▶ **Enunciado do exercício**
Transcreva fielmente a parte do texto sobre religiões que pararam no tempo que começa nas palavras "Religiões que pararam" e termina logo após "por aí vai.".

▶ **Trecho citado**
=-=-=
Religiões que pararam no tempo

[por Ricardo Bonalume Neto]
A Folha publicou um caderno interessante e politicamente correto sobre o Islã no domingo passado. Deixa claro que se trata de uma importante religião, que nem todos são malucos fanáticos como os afegãos do Ta leban, e por aí vai.

O texto mais significativo do caderno é o das páginas centrais, com o título "Época áurea legou avanços na ciência e na cultura". Mostra como os muçulmanos estavam bem mais avançados que os europeus da mesma época, por exemplo mantendo hospitais limpos com médicos e professores dedicados.

O que é particularmente significativo é que tenha sido necessário recuar ao século 10 para mostrar esse legado. O motivo é simples: desde então foi da Europa que vieram as grandes descobertas científicas. Foi na Europa que surgiu a Revolução Científica. Europeus eram Isaac Newton, Galileu Galilei, Nicolau Copérnico -assim como os posteriores Charles Darwin, Louis Pasteur e Albert Einstein.

Por trás desses fenômenos todos está o papel que a religião exerce em uma sociedade. Os europeus eram atrasados na Idade Média, justamente o período em que o cristianismo mais sufocou qualquer tentativa de pensamento independente. Justiça seja feita aos religiosos cristãos: o pouco que havia de cultura estava sendo mantido em mosteiros e abadias. Só com o renascimento do comércio e das cidades que uma cultura secular foi possível.
=-=-=
▶ **Dados fornecidos**
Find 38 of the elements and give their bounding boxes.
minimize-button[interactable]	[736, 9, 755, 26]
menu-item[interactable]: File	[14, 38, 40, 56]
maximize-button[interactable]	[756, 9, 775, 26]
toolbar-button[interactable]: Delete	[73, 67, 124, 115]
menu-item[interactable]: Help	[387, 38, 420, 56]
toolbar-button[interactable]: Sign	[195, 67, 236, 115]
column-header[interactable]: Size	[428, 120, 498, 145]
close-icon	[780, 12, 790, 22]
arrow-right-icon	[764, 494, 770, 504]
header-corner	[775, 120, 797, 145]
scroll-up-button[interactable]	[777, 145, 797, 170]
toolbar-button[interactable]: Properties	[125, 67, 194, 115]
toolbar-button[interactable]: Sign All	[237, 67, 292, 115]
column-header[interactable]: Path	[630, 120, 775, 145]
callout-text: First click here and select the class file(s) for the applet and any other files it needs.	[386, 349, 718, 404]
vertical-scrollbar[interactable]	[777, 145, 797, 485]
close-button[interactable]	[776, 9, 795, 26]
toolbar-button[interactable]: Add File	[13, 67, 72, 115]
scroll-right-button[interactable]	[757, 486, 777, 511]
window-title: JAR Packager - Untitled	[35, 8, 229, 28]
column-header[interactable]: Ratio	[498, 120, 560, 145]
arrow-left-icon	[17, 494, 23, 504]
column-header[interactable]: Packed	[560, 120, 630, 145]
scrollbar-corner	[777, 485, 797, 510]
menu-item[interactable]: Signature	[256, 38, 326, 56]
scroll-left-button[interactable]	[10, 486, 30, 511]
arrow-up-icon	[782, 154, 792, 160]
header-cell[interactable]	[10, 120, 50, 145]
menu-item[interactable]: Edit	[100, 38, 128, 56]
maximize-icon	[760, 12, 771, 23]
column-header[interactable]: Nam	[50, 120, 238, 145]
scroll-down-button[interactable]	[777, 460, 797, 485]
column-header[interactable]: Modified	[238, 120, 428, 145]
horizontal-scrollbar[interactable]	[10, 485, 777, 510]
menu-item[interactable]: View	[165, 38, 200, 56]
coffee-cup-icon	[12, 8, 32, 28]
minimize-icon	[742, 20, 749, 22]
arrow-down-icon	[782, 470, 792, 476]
=-=-=
▶ **Resposta do exercício**
Religiões que pararam no tempo

[por Ricardo Bonalume Neto]
A Folha publicou um caderno interessante e politicamente correto sobre o Islã no domingo passado. Deixa claro que se trata de uma importante religião, que nem todos são malucos fanáticos como os afegãos do Ta leban, e por aí vai.